• Set task
Work out how many lines of the listing hold the string "screenshot". Answer with that number alone.

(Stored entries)
::::
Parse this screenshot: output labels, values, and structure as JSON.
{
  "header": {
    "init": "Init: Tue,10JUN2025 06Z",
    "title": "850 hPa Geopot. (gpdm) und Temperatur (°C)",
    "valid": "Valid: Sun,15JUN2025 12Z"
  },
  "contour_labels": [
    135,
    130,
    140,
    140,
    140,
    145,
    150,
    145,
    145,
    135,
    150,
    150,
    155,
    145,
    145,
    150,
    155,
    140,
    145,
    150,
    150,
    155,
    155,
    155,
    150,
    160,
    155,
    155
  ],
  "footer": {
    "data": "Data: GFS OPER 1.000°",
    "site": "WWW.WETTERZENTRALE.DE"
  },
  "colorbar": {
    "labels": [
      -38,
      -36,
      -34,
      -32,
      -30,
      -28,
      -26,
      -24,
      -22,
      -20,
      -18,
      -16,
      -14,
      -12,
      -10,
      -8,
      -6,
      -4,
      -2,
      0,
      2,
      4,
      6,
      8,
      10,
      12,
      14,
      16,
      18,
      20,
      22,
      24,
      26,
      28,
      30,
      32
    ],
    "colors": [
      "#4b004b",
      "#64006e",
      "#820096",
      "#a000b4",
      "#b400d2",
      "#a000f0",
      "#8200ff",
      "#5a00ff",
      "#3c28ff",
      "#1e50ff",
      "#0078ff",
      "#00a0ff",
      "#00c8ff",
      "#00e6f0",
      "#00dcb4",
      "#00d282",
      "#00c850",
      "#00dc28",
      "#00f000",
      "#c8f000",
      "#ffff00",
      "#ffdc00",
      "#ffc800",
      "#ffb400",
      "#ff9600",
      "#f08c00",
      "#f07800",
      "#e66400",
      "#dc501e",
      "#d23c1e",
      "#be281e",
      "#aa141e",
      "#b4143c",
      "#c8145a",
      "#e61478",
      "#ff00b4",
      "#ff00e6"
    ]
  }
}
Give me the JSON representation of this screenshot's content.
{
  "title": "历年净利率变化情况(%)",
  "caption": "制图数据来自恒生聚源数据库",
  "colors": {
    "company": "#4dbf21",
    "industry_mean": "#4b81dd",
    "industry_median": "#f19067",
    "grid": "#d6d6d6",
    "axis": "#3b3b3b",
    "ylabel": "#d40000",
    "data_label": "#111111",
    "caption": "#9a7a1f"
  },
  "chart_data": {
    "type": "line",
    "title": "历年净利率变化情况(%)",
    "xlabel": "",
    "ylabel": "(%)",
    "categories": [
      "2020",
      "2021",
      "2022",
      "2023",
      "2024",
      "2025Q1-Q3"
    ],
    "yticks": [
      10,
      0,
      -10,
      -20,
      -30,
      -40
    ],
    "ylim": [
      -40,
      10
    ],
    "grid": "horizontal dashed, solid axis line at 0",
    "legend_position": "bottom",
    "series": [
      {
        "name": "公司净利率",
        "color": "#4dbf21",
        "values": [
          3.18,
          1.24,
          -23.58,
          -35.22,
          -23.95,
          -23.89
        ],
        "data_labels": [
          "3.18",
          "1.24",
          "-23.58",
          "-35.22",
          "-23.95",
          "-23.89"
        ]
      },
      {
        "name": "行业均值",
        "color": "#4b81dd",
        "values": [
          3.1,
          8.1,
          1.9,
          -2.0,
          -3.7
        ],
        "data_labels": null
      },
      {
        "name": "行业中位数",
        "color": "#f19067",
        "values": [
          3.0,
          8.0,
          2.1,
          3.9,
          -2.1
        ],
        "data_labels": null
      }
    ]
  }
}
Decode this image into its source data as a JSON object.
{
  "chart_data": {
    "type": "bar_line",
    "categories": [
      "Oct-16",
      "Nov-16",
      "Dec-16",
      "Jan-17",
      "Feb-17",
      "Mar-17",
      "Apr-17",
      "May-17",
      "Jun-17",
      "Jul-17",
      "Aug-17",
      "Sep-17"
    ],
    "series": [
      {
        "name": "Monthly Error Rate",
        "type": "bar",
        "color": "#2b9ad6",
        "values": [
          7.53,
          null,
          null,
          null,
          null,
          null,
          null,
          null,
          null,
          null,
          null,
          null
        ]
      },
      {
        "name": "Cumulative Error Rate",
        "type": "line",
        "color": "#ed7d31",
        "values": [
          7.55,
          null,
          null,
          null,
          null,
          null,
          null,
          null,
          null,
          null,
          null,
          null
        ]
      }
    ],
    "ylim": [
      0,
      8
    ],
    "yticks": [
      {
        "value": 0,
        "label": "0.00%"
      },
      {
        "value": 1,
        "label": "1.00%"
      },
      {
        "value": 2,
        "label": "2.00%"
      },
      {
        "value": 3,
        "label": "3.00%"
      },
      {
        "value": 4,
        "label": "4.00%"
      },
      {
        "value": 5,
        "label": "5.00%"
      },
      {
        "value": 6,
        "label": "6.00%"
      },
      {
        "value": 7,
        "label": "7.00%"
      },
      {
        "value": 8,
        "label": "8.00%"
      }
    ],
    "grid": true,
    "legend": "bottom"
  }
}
::::
• Task result
2